(A run of entries)
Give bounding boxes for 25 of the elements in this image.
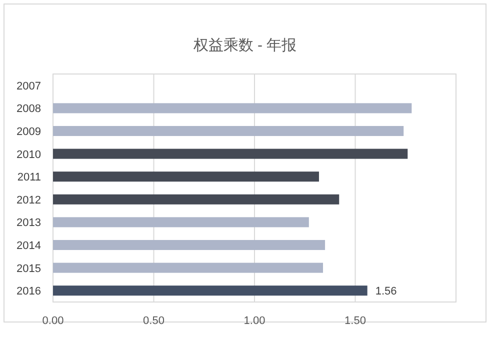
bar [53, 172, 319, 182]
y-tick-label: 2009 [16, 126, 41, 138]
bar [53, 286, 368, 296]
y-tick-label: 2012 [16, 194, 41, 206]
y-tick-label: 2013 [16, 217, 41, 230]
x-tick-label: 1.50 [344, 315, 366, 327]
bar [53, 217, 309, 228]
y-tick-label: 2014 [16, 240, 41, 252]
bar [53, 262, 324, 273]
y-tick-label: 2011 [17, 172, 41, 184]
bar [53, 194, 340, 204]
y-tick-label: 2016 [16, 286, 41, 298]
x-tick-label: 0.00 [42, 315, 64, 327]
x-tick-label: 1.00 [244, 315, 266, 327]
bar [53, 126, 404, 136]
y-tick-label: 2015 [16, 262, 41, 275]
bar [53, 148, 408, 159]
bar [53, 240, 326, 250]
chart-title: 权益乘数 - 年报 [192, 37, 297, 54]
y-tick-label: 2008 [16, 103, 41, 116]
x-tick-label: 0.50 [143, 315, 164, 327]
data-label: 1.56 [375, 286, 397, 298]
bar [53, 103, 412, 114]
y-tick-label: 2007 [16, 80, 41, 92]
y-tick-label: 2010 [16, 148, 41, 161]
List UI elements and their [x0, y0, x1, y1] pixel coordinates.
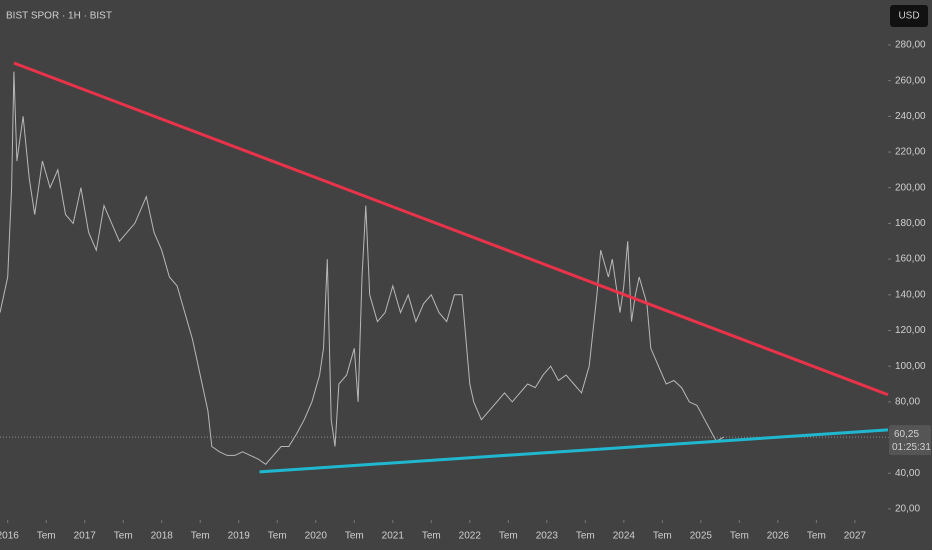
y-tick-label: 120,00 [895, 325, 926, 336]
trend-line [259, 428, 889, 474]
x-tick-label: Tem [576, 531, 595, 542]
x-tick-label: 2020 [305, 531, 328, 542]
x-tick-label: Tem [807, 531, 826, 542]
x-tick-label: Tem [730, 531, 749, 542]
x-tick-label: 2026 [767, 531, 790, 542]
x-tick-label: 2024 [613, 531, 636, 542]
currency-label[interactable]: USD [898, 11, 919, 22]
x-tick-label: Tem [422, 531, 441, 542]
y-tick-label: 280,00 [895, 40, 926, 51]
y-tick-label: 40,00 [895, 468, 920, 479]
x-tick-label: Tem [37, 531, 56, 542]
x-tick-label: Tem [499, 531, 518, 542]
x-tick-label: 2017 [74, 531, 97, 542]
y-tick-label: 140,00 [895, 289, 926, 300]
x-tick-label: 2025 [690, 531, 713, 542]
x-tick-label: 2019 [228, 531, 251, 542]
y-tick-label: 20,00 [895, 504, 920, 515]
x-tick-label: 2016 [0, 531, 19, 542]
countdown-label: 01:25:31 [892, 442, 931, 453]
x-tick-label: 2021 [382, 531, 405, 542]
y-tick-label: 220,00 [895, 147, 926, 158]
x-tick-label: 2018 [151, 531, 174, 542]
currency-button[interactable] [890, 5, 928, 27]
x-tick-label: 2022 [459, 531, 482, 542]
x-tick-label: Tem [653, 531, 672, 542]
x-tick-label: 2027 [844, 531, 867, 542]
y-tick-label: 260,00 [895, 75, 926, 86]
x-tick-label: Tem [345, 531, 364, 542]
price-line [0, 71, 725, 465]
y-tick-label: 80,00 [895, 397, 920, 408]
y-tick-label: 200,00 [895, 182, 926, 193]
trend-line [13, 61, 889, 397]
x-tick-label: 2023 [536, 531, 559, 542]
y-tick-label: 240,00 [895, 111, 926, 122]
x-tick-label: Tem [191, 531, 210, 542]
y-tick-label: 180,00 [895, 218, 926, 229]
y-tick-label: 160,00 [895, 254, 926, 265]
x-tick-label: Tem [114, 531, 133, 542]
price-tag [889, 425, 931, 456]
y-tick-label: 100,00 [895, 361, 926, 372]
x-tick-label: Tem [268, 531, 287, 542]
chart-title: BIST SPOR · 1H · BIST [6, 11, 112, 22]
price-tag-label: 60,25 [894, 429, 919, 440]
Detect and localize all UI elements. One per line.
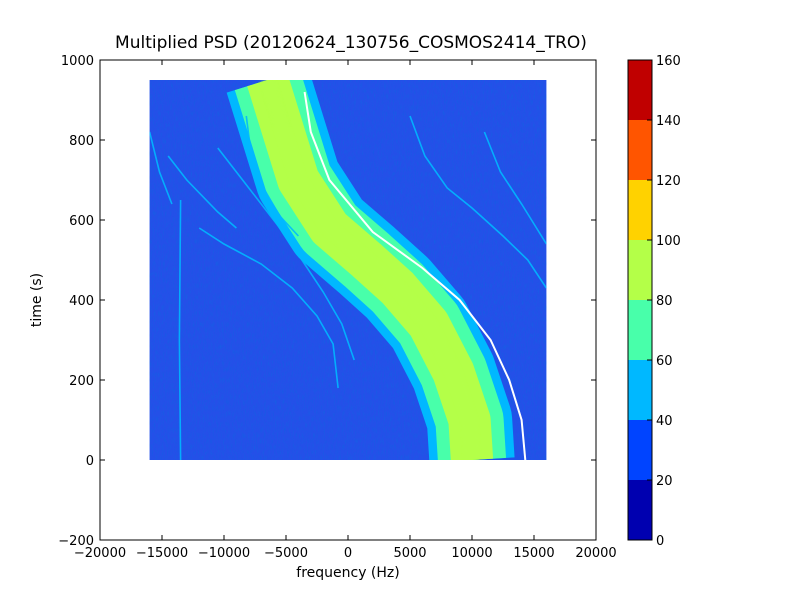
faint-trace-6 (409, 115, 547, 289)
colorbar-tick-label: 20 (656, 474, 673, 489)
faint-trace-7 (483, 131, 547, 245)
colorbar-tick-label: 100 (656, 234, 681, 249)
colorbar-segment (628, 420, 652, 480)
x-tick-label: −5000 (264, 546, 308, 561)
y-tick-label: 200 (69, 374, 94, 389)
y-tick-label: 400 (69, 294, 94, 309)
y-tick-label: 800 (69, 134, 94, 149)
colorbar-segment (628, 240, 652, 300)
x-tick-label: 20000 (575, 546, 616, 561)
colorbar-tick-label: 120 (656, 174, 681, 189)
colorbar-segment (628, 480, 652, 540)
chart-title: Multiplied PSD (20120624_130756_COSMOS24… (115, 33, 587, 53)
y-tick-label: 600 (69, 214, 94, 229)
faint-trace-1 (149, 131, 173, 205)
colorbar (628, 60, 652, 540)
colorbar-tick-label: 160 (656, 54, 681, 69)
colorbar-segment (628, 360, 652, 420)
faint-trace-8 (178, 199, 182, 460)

_Written task_:
Turn every line of the entries above into a Markdown table with two columns, Row and Line, numbering the rows in order. Skip blank lines and leave the pictures out.

_Output for this task_:
| Row | Line |
|---|---|
| 1 | Give bounding boxes for 25 of the elements in this image. |
| 2 | bar [53, 172, 319, 182] |
| 3 | y-tick-label: 2009 [16, 126, 41, 138] |
| 4 | bar [53, 286, 368, 296] |
| 5 | y-tick-label: 2012 [16, 194, 41, 206] |
| 6 | y-tick-label: 2013 [16, 217, 41, 230] |
| 7 | x-tick-label: 1.50 [344, 315, 366, 327] |
| 8 | bar [53, 217, 309, 228] |
| 9 | y-tick-label: 2014 [16, 240, 41, 252] |
| 10 | bar [53, 262, 324, 273] |
| 11 | y-tick-label: 2011 [17, 172, 41, 184] |
| 12 | bar [53, 194, 340, 204] |
| 13 | y-tick-label: 2016 [16, 286, 41, 298] |
| 14 | x-tick-label: 0.00 [42, 315, 64, 327] |
| 15 | x-tick-label: 1.00 [244, 315, 266, 327] |
| 16 | bar [53, 126, 404, 136] |
| 17 | y-tick-label: 2015 [16, 262, 41, 275] |
| 18 | bar [53, 148, 408, 159] |
| 19 | bar [53, 240, 326, 250] |
| 20 | chart-title: 权益乘数 - 年报 [192, 37, 297, 54] |
| 21 | y-tick-label: 2008 [16, 103, 41, 116] |
| 22 | x-tick-label: 0.50 [143, 315, 164, 327] |
| 23 | data-label: 1.56 [375, 286, 397, 298] |
| 24 | bar [53, 103, 412, 114] |
| 25 | y-tick-label: 2007 [16, 80, 41, 92] |
| 26 | y-tick-label: 2010 [16, 148, 41, 161] |
| 27 | List UI elements and their [x0, y0, x1, y1] pixel coordinates. |
| 28 | y-tick-label: 120,00 [895, 325, 926, 336] |
| 29 | trend-line [259, 428, 889, 474] |
| 30 | x-tick-label: Tem [576, 531, 595, 542] |
| 31 | x-tick-label: 2020 [305, 531, 328, 542] |
| 32 | x-tick-label: Tem [807, 531, 826, 542] |
| 33 | x-tick-label: Tem [730, 531, 749, 542] |
| 34 | x-tick-label: 2026 [767, 531, 790, 542] |
| 35 | x-tick-label: 2024 [613, 531, 636, 542] |
| 36 | currency-label[interactable]: USD [898, 11, 919, 22] |
| 37 | x-tick-label: Tem [422, 531, 441, 542] |
| 38 | y-tick-label: 280,00 [895, 40, 926, 51] |
| 39 | y-tick-label: 40,00 [895, 468, 920, 479] |
| 40 | x-tick-label: Tem [37, 531, 56, 542] |
| 41 | x-tick-label: Tem [499, 531, 518, 542] |
| 42 | x-tick-label: 2017 [74, 531, 97, 542] |
| 43 | y-tick-label: 140,00 [895, 289, 926, 300] |
| 44 | x-tick-label: 2025 [690, 531, 713, 542] |
| 45 | x-tick-label: 2019 [228, 531, 251, 542] |
| 46 | y-tick-label: 20,00 [895, 504, 920, 515] |
| 47 | x-tick-label: 2016 [0, 531, 19, 542] |
| 48 | countdown-label: 01:25:31 [892, 442, 931, 453] |
| 49 | x-tick-label: 2021 [382, 531, 405, 542] |
| 50 | y-tick-label: 220,00 [895, 147, 926, 158] |
| 51 | x-tick-label: 2018 [151, 531, 174, 542] |
| 52 | currency-button[interactable] [890, 5, 928, 27] |
| 53 | x-tick-label: 2022 [459, 531, 482, 542] |
| 54 | x-tick-label: Tem [653, 531, 672, 542] |
| 55 | x-tick-label: 2027 [844, 531, 867, 542] |
| 56 | y-tick-label: 260,00 [895, 75, 926, 86] |
| 57 | x-tick-label: Tem [345, 531, 364, 542] |
| 58 | price-line [0, 71, 725, 465] |
| 59 | y-tick-label: 80,00 [895, 397, 920, 408] |
| 60 | y-tick-label: 200,00 [895, 182, 926, 193] |
| 61 | trend-line [13, 61, 889, 397] |
| 62 | x-tick-label: 2023 [536, 531, 559, 542] |
| 63 | y-tick-label: 240,00 [895, 111, 926, 122] |
| 64 | x-tick-label: Tem [191, 531, 210, 542] |
| 65 | y-tick-label: 180,00 [895, 218, 926, 229] |
| 66 | y-tick-label: 160,00 [895, 254, 926, 265] |
| 67 | x-tick-label: Tem [114, 531, 133, 542] |
| 68 | price-tag [889, 425, 931, 456] |
| 69 | y-tick-label: 100,00 [895, 361, 926, 372] |
| 70 | x-tick-label: Tem [268, 531, 287, 542] |
| 71 | chart-title: BIST SPOR · 1H · BIST [6, 11, 112, 22] |
| 72 | price-tag-label: 60,25 [894, 429, 919, 440] |
| 73 | Detect and localize all UI elements. One per line. |
| 74 | faint-trace-6 (409, 115, 547, 289) |
| 75 | colorbar-tick-label: 20 (656, 474, 673, 489) |
| 76 | faint-trace-7 (483, 131, 547, 245) |
| 77 | colorbar-tick-label: 100 (656, 234, 681, 249) |
| 78 | colorbar-segment (628, 420, 652, 480) |
| 79 | x-tick-label: −5000 (264, 546, 308, 561) |
| 80 | y-tick-label: 200 (69, 374, 94, 389) |
| 81 | y-tick-label: 400 (69, 294, 94, 309) |
| 82 | y-tick-label: 800 (69, 134, 94, 149) |
| 83 | colorbar-segment (628, 240, 652, 300) |
| 84 | x-tick-label: 20000 (575, 546, 616, 561) |
| 85 | colorbar-tick-label: 120 (656, 174, 681, 189) |
| 86 | colorbar-segment (628, 480, 652, 540) |
| 87 | chart-title: Multiplied PSD (20120624_130756_COSMOS24… (115, 33, 587, 53) |
| 88 | y-tick-label: 600 (69, 214, 94, 229) |
| 89 | faint-trace-1 (149, 131, 173, 205) |
| 90 | colorbar (628, 60, 652, 540) |
| 91 | colorbar-tick-label: 160 (656, 54, 681, 69) |
| 92 | colorbar-segment (628, 360, 652, 420) |
| 93 | faint-trace-8 (178, 199, 182, 460) |